GIVEN TASK => Would you quote every entry exactly, dropping only the pictures?
--------
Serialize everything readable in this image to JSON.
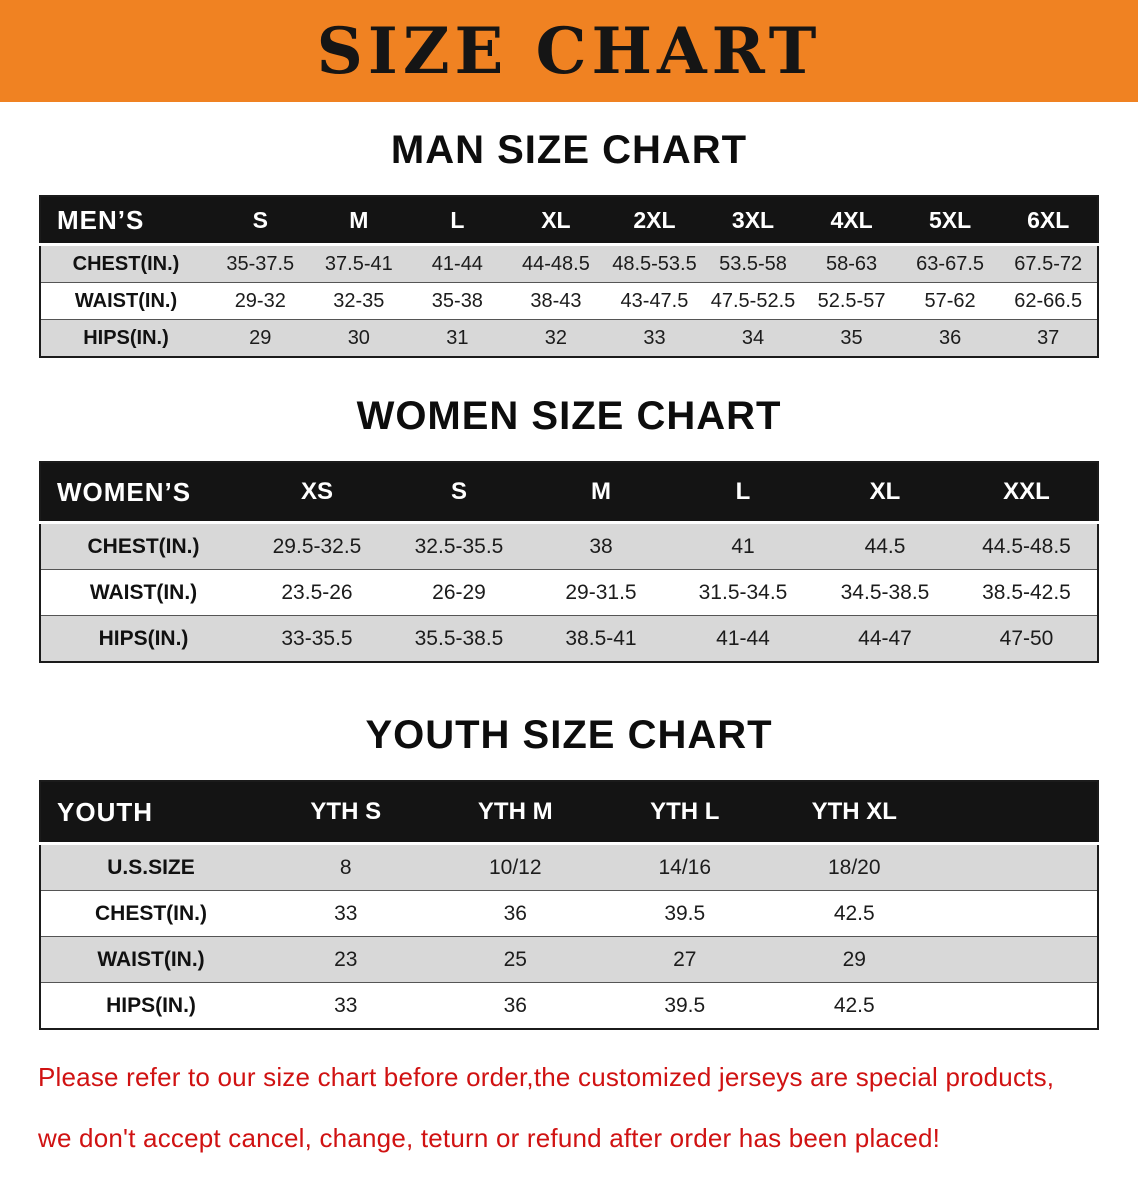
{
  "banner": {
    "title": "SIZE CHART"
  },
  "sections": [
    {
      "heading": "MAN SIZE CHART",
      "table": {
        "header": [
          "MEN’S",
          "S",
          "M",
          "L",
          "XL",
          "2XL",
          "3XL",
          "4XL",
          "5XL",
          "6XL"
        ],
        "rows": [
          [
            "CHEST(IN.)",
            "35-37.5",
            "37.5-41",
            "41-44",
            "44-48.5",
            "48.5-53.5",
            "53.5-58",
            "58-63",
            "63-67.5",
            "67.5-72"
          ],
          [
            "WAIST(IN.)",
            "29-32",
            "32-35",
            "35-38",
            "38-43",
            "43-47.5",
            "47.5-52.5",
            "52.5-57",
            "57-62",
            "62-66.5"
          ],
          [
            "HIPS(IN.)",
            "29",
            "30",
            "31",
            "32",
            "33",
            "34",
            "35",
            "36",
            "37"
          ]
        ]
      }
    },
    {
      "heading": "WOMEN SIZE CHART",
      "table": {
        "header": [
          "WOMEN’S",
          "XS",
          "S",
          "M",
          "L",
          "XL",
          "XXL"
        ],
        "rows": [
          [
            "CHEST(IN.)",
            "29.5-32.5",
            "32.5-35.5",
            "38",
            "41",
            "44.5",
            "44.5-48.5"
          ],
          [
            "WAIST(IN.)",
            "23.5-26",
            "26-29",
            "29-31.5",
            "31.5-34.5",
            "34.5-38.5",
            "38.5-42.5"
          ],
          [
            "HIPS(IN.)",
            "33-35.5",
            "35.5-38.5",
            "38.5-41",
            "41-44",
            "44-47",
            "47-50"
          ]
        ]
      }
    },
    {
      "heading": "YOUTH SIZE CHART",
      "table": {
        "header": [
          "YOUTH",
          "YTH S",
          "YTH M",
          "YTH L",
          "YTH XL"
        ],
        "rows": [
          [
            "U.S.SIZE",
            "8",
            "10/12",
            "14/16",
            "18/20"
          ],
          [
            "CHEST(IN.)",
            "33",
            "36",
            "39.5",
            "42.5"
          ],
          [
            "WAIST(IN.)",
            "23",
            "25",
            "27",
            "29"
          ],
          [
            "HIPS(IN.)",
            "33",
            "36",
            "39.5",
            "42.5"
          ]
        ]
      }
    }
  ],
  "disclaimer": {
    "line1": "Please refer to our size chart before order,the customized jerseys are special products,",
    "line2": "we don't accept cancel, change, teturn or refund after order has been placed!"
  },
  "colors": {
    "banner_bg": "#F08222",
    "banner_text": "#151515",
    "table_header_bg": "#141414",
    "table_header_text": "#FFFFFF",
    "row_stripe_bg": "#D8D8D8",
    "disclaimer_text": "#D01212"
  }
}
--------
THE OUTPUT =>
Serialize everything readable in this image to JSON.
{
  "banner": {
    "title": "SIZE CHART"
  },
  "sections": [
    {
      "heading": "MAN SIZE CHART",
      "table": {
        "header": [
          "MEN’S",
          "S",
          "M",
          "L",
          "XL",
          "2XL",
          "3XL",
          "4XL",
          "5XL",
          "6XL"
        ],
        "rows": [
          [
            "CHEST(IN.)",
            "35-37.5",
            "37.5-41",
            "41-44",
            "44-48.5",
            "48.5-53.5",
            "53.5-58",
            "58-63",
            "63-67.5",
            "67.5-72"
          ],
          [
            "WAIST(IN.)",
            "29-32",
            "32-35",
            "35-38",
            "38-43",
            "43-47.5",
            "47.5-52.5",
            "52.5-57",
            "57-62",
            "62-66.5"
          ],
          [
            "HIPS(IN.)",
            "29",
            "30",
            "31",
            "32",
            "33",
            "34",
            "35",
            "36",
            "37"
          ]
        ]
      }
    },
    {
      "heading": "WOMEN SIZE CHART",
      "table": {
        "header": [
          "WOMEN’S",
          "XS",
          "S",
          "M",
          "L",
          "XL",
          "XXL"
        ],
        "rows": [
          [
            "CHEST(IN.)",
            "29.5-32.5",
            "32.5-35.5",
            "38",
            "41",
            "44.5",
            "44.5-48.5"
          ],
          [
            "WAIST(IN.)",
            "23.5-26",
            "26-29",
            "29-31.5",
            "31.5-34.5",
            "34.5-38.5",
            "38.5-42.5"
          ],
          [
            "HIPS(IN.)",
            "33-35.5",
            "35.5-38.5",
            "38.5-41",
            "41-44",
            "44-47",
            "47-50"
          ]
        ]
      }
    },
    {
      "heading": "YOUTH SIZE CHART",
      "table": {
        "header": [
          "YOUTH",
          "YTH S",
          "YTH M",
          "YTH L",
          "YTH XL"
        ],
        "rows": [
          [
            "U.S.SIZE",
            "8",
            "10/12",
            "14/16",
            "18/20"
          ],
          [
            "CHEST(IN.)",
            "33",
            "36",
            "39.5",
            "42.5"
          ],
          [
            "WAIST(IN.)",
            "23",
            "25",
            "27",
            "29"
          ],
          [
            "HIPS(IN.)",
            "33",
            "36",
            "39.5",
            "42.5"
          ]
        ]
      }
    }
  ],
  "disclaimer": {
    "line1": "Please refer to our size chart before order,the customized jerseys are special products,",
    "line2": "we don't accept cancel, change, teturn or refund after order has been placed!"
  },
  "colors": {
    "banner_bg": "#F08222",
    "banner_text": "#151515",
    "table_header_bg": "#141414",
    "table_header_text": "#FFFFFF",
    "row_stripe_bg": "#D8D8D8",
    "disclaimer_text": "#D01212"
  }
}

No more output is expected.